_THE PROBLEM_:
Give the number of lines in the material below where the word "nulla" shows up, without anything else.

_THE DATA_:
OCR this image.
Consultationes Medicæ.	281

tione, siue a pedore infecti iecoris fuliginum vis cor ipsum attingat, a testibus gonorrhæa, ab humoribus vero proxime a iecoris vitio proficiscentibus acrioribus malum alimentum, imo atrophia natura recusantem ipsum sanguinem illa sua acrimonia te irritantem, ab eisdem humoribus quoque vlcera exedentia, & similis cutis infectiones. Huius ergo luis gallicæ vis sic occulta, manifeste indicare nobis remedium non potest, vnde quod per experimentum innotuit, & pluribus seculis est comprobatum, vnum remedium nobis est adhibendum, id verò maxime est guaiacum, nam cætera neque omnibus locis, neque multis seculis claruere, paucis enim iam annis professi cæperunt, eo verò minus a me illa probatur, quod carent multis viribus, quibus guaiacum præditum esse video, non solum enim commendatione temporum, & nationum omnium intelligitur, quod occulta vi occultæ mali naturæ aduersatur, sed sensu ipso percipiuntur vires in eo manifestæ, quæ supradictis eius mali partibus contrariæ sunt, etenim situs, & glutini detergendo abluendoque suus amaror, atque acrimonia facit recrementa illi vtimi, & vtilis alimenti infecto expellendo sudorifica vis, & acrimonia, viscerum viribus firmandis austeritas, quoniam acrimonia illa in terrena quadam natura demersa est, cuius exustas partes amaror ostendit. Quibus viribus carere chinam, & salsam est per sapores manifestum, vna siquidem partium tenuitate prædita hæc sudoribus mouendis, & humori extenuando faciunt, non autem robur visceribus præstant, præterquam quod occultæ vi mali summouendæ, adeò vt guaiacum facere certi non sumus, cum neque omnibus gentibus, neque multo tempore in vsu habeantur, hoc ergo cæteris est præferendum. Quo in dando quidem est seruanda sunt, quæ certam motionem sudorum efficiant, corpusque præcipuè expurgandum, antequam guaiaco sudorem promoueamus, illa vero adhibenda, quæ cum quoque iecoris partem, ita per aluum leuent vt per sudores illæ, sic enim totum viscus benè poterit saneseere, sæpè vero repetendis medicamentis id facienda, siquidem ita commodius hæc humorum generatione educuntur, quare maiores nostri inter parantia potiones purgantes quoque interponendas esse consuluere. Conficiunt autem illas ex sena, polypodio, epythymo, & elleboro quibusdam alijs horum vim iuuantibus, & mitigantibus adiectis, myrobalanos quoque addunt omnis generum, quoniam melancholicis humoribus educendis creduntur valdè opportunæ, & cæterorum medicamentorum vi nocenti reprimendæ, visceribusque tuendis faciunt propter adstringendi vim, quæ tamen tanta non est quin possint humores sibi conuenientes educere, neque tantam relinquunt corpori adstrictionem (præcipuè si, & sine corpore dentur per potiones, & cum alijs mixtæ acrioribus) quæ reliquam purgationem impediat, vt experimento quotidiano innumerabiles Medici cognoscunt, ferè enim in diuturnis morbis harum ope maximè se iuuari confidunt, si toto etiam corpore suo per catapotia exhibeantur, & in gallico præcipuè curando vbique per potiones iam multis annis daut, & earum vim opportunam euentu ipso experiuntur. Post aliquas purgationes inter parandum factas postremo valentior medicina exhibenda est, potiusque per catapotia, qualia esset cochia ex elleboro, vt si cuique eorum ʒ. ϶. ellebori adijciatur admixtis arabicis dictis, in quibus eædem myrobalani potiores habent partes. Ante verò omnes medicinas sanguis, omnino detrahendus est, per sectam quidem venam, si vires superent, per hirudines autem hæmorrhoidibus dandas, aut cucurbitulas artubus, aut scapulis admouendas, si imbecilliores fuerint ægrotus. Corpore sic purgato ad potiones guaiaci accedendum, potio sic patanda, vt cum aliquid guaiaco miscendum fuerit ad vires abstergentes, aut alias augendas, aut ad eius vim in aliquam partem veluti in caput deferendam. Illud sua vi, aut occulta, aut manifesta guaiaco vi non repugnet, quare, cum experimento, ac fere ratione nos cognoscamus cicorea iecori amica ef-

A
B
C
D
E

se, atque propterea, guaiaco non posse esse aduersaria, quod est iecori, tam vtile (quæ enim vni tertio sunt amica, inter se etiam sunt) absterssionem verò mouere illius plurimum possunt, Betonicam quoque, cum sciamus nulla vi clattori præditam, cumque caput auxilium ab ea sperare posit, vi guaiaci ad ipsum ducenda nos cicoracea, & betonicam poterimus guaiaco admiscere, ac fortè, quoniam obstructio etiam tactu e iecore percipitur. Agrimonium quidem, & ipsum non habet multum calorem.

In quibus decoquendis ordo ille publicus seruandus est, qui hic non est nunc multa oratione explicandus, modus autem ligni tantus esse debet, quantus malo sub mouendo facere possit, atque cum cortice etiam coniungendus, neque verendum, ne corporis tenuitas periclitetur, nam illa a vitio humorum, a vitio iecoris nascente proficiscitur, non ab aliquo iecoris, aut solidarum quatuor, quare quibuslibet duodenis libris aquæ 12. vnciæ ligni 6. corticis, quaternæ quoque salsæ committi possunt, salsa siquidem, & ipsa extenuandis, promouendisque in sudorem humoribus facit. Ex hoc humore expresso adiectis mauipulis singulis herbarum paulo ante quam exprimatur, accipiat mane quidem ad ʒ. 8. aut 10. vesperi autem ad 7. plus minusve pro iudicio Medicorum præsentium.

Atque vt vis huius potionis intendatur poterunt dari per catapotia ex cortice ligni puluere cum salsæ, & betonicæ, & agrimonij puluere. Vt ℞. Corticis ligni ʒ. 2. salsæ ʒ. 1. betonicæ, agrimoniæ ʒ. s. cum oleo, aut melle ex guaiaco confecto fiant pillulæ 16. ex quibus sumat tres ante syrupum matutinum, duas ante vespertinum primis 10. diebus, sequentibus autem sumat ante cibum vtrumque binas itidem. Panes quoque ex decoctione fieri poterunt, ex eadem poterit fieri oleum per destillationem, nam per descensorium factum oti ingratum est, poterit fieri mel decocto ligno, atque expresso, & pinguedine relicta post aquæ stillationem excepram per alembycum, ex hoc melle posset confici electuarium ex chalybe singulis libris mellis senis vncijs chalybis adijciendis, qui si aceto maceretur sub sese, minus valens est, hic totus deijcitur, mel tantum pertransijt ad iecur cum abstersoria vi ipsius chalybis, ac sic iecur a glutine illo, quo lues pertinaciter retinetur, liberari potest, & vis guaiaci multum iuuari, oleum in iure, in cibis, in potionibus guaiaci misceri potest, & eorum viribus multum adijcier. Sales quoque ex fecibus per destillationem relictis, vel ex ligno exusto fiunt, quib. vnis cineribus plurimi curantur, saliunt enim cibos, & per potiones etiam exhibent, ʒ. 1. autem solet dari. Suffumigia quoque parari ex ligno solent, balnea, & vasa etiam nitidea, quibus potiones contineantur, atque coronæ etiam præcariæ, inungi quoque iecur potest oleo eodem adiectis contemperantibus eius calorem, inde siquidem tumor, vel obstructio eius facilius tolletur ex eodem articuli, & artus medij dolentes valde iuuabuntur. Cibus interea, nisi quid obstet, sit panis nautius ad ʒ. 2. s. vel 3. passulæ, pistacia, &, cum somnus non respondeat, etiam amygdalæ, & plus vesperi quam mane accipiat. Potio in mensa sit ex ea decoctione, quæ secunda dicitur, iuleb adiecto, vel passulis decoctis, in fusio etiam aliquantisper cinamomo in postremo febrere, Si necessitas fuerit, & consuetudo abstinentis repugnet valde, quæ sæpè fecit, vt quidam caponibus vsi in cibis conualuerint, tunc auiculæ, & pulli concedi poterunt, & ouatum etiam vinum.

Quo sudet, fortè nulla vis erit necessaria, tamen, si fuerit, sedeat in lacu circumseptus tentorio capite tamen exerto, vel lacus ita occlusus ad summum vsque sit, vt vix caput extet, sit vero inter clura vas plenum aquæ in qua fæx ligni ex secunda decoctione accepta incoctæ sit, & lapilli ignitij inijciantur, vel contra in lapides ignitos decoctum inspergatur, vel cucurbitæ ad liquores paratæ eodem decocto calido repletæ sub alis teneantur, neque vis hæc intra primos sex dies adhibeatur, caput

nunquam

_OUTPUT FOR THIS TASK_:
2